• **What the task requires**
Copy every line of the data that contains the string "ενοικίου".
........
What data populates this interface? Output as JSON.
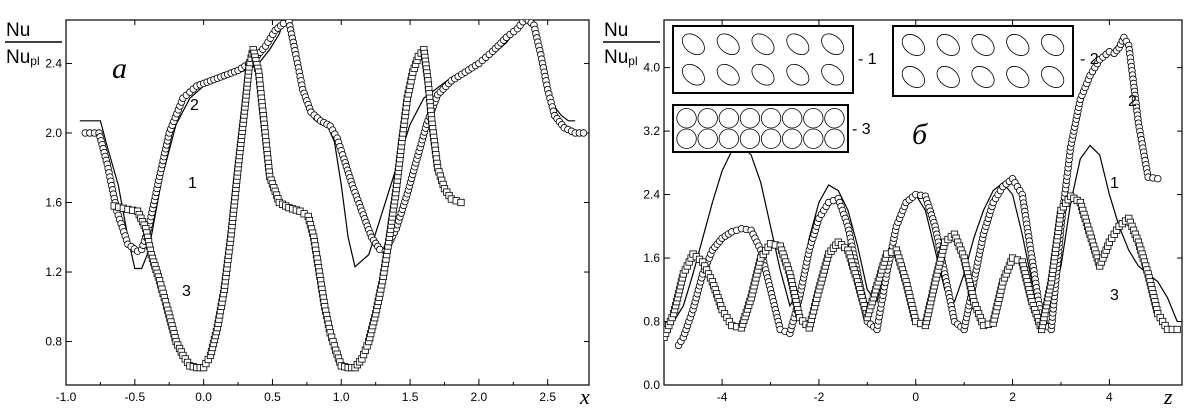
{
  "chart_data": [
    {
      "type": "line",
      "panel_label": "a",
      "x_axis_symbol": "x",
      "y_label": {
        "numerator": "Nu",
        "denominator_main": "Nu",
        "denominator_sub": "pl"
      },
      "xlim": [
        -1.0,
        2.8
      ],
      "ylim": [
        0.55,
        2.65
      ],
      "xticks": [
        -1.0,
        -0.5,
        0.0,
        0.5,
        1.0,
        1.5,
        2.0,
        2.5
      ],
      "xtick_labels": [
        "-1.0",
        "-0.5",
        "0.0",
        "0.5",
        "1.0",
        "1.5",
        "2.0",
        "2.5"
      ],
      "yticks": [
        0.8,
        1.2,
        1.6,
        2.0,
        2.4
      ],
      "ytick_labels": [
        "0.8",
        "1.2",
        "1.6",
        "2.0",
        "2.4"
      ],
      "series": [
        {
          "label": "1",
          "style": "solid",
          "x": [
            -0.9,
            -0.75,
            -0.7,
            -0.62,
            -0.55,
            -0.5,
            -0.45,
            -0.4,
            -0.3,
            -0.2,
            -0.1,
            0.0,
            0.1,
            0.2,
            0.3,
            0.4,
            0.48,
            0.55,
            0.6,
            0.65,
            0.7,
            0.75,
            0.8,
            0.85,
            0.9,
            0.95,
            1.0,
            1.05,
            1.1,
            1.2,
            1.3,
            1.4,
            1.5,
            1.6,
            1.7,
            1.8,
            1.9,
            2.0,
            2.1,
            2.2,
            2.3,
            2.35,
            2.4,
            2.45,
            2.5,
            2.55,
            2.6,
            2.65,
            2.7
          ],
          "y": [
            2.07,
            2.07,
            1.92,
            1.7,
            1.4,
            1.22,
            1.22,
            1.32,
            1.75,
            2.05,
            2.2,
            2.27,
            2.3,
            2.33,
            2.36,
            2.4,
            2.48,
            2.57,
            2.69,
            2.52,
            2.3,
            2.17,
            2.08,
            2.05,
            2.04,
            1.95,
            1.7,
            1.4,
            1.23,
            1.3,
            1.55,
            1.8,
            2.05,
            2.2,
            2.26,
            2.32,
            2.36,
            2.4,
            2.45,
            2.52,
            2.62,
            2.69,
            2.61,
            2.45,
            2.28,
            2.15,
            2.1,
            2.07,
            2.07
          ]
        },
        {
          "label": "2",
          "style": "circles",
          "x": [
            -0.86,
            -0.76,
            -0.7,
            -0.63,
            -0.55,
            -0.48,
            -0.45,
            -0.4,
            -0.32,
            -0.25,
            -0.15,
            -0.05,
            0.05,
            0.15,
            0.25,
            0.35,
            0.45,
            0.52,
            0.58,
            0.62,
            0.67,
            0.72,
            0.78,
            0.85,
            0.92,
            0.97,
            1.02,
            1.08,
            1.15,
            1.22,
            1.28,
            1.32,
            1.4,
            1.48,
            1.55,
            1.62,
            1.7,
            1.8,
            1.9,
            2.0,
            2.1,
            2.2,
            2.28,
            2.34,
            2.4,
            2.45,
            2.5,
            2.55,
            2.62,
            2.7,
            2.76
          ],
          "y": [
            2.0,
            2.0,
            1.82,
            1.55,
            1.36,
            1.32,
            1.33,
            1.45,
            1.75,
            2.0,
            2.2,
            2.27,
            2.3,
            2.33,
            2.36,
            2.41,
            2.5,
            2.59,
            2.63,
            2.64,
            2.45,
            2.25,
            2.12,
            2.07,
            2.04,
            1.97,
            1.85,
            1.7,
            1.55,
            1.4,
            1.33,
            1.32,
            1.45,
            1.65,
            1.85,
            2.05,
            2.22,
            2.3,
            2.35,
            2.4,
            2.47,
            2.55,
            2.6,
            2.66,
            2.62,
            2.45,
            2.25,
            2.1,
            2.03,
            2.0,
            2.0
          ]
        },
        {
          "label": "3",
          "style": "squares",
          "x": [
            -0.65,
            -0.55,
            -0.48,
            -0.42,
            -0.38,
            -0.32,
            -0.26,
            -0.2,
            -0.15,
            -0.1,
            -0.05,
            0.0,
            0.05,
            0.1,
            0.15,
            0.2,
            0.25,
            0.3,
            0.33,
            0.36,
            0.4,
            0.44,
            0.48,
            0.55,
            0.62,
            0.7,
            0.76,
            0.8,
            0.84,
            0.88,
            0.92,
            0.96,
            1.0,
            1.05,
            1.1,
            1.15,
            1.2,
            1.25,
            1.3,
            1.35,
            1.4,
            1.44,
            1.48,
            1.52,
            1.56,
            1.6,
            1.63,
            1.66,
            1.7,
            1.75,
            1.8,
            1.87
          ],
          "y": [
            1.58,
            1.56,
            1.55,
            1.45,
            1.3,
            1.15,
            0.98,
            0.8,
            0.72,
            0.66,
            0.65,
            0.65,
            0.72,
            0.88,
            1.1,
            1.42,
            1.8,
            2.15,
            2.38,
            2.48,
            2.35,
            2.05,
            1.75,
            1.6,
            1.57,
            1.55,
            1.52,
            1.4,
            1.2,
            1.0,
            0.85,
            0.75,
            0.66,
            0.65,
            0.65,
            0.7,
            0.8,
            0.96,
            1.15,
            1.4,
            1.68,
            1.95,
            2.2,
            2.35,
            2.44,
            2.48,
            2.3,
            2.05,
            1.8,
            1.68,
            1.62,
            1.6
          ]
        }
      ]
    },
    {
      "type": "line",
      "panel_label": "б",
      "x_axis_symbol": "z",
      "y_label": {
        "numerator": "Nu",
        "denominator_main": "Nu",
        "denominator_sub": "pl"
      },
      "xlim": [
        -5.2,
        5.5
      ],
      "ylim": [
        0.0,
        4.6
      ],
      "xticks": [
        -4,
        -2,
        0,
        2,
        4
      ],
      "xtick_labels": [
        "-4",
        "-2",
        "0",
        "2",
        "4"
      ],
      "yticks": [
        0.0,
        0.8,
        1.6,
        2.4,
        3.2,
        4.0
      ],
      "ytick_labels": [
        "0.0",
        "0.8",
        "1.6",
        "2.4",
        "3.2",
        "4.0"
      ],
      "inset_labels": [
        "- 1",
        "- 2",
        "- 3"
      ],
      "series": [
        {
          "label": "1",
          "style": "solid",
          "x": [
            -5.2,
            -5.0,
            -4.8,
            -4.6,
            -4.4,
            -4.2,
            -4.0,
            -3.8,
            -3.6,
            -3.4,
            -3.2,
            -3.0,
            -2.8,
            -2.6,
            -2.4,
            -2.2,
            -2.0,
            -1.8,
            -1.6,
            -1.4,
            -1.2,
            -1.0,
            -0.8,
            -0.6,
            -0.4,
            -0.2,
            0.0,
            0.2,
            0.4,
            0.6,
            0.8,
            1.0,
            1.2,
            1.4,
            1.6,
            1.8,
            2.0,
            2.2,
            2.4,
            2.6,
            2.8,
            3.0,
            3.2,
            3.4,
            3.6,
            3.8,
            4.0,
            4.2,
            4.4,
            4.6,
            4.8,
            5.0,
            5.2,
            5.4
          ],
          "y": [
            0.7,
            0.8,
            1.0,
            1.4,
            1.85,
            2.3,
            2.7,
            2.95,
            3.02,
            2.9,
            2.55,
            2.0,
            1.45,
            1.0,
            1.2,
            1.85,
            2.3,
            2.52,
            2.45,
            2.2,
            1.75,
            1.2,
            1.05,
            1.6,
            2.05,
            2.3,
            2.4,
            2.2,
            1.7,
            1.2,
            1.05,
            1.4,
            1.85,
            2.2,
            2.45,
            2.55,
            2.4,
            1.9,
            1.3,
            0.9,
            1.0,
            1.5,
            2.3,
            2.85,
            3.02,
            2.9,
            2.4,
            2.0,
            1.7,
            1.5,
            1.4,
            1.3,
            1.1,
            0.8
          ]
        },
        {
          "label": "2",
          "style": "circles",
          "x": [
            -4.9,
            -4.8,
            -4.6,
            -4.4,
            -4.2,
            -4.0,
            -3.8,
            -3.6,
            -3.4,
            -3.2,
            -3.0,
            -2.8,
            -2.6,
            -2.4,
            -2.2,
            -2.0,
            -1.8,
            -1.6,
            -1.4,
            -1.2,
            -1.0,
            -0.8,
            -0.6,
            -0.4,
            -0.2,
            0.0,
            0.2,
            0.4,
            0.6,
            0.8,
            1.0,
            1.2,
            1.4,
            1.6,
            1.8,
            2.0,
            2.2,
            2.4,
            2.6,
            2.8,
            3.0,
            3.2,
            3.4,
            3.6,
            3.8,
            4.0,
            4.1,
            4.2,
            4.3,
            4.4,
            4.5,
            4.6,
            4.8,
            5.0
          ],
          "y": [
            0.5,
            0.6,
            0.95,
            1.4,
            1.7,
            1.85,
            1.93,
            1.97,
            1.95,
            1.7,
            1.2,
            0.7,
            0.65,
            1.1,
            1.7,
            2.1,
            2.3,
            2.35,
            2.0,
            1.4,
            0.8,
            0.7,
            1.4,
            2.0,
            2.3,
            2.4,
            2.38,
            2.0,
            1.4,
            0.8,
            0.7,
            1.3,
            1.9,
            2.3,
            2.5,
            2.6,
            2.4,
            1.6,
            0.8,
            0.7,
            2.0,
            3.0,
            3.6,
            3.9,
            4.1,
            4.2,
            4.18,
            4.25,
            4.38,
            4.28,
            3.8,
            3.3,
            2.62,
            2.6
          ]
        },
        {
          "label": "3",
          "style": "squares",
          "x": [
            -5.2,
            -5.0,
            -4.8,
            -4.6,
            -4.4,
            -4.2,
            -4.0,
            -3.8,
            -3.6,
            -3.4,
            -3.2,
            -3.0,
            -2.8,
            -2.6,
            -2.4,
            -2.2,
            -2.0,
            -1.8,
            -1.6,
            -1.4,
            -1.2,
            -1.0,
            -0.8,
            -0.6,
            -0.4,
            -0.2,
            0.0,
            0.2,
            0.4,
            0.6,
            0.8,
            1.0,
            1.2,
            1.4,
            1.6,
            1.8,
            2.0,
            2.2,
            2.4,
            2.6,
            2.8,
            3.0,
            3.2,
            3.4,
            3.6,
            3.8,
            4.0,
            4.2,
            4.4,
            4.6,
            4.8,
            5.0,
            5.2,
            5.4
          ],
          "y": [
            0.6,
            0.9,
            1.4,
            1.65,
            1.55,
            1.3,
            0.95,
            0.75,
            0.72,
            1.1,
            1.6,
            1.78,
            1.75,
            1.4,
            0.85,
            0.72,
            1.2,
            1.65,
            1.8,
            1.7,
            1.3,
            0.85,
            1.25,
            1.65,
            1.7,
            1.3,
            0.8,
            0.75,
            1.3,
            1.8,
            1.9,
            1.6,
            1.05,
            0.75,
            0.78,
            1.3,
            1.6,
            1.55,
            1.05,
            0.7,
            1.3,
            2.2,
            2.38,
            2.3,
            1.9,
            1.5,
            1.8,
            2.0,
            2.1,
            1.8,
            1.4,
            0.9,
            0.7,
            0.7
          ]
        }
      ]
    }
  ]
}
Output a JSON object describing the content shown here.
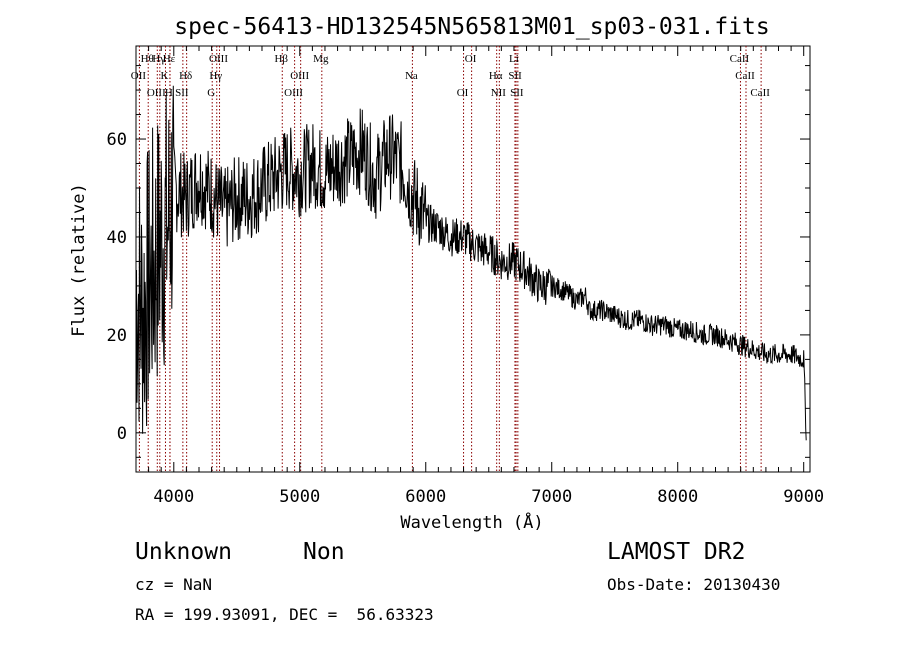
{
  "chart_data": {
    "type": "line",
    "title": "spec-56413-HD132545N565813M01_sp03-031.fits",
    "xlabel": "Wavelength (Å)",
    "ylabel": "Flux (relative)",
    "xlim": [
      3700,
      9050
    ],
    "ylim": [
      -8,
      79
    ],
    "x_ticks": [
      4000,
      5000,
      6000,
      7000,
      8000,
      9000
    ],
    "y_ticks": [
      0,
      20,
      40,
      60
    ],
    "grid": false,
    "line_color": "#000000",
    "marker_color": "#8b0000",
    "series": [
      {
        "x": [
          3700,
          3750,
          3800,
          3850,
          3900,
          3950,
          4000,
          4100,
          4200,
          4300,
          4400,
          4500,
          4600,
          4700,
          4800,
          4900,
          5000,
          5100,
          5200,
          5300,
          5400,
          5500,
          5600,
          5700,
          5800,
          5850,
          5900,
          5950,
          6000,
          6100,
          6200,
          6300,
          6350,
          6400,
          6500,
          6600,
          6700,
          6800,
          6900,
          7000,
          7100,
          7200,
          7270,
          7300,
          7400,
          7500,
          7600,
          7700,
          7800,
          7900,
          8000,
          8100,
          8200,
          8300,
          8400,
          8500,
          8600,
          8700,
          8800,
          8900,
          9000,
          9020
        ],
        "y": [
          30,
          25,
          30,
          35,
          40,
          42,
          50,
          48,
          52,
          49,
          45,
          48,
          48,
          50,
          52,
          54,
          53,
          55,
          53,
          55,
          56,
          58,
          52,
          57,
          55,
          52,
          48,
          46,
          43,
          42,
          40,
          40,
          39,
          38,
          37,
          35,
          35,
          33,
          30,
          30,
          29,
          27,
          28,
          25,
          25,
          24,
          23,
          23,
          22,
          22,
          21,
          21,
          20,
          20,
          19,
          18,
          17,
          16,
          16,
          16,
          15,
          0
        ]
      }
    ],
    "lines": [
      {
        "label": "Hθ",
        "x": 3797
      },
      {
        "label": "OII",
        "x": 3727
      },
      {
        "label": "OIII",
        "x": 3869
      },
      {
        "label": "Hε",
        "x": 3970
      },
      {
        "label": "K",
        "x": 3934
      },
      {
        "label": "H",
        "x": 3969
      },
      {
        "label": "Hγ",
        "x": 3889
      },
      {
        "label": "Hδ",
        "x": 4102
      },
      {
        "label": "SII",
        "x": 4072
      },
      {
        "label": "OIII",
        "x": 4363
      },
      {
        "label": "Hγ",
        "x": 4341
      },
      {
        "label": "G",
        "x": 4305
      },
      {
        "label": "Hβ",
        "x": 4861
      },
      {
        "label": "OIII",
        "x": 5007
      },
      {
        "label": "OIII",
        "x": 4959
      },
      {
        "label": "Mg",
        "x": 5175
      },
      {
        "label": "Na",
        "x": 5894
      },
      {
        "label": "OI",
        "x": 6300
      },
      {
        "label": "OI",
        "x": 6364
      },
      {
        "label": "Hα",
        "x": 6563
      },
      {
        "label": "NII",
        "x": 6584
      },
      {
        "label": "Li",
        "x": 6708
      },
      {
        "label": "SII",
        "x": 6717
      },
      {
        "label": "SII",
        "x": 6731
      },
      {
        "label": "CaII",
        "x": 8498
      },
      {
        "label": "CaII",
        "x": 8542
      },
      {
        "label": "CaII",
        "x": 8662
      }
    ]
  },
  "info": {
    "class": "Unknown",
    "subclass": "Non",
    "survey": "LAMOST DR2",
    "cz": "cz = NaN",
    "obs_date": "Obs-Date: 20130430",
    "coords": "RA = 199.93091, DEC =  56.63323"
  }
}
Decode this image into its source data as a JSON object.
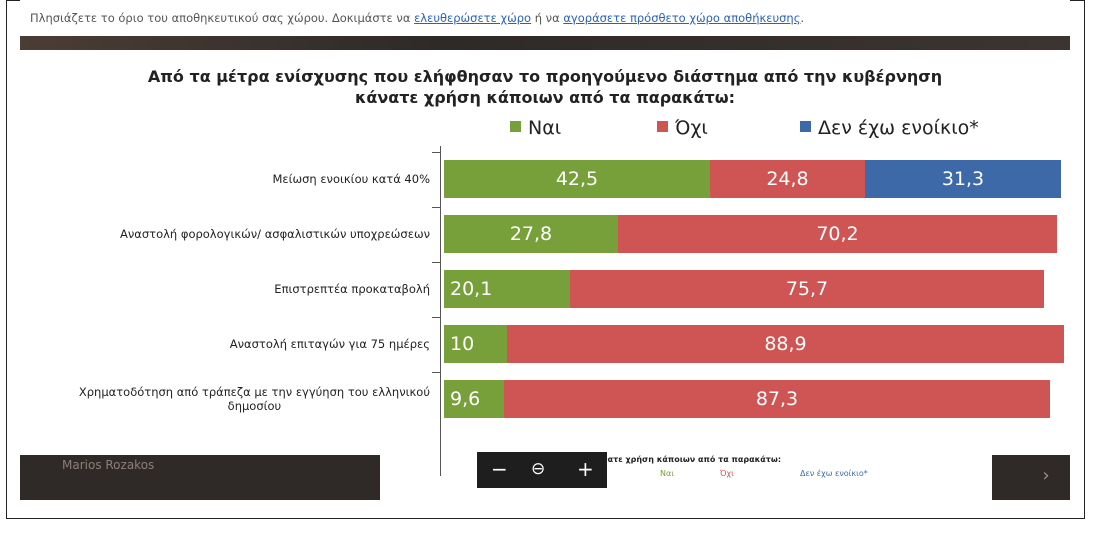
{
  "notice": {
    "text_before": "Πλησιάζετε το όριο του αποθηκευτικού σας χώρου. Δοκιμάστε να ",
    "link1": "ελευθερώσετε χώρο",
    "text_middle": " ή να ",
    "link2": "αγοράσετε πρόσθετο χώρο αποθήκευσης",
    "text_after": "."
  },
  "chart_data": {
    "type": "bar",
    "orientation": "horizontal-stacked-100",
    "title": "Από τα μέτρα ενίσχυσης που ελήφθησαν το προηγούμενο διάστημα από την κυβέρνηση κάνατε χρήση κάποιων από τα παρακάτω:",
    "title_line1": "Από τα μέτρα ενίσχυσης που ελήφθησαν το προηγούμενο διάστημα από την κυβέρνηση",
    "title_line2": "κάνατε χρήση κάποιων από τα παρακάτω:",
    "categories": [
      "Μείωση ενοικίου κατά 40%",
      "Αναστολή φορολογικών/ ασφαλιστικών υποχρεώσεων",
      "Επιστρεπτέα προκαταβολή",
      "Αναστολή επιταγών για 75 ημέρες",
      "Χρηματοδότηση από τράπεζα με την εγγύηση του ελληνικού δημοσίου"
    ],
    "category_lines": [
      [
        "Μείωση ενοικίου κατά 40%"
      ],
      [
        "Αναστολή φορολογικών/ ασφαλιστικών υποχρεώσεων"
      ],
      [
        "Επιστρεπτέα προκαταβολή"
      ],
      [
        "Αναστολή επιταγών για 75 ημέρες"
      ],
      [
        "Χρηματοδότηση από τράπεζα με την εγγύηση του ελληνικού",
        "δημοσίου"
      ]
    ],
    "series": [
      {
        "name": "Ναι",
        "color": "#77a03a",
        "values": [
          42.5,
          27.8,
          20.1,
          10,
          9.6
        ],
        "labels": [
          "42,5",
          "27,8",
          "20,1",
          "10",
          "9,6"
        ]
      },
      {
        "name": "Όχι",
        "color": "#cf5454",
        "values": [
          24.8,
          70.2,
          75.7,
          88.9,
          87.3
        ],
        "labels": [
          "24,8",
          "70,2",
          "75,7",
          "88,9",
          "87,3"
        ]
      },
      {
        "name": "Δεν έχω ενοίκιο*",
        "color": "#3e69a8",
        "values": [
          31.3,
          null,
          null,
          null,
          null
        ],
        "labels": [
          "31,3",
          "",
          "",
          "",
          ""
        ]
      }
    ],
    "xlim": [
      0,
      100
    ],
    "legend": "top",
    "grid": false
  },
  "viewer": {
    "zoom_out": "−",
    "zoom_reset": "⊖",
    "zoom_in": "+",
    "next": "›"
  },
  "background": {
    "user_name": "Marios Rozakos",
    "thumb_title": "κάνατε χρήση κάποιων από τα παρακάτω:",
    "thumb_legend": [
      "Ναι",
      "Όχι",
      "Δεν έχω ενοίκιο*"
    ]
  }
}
........
• **Expected answer**
      "Μείωση ενοικίου κατά 40%",
        "Μείωση ενοικίου κατά 40%"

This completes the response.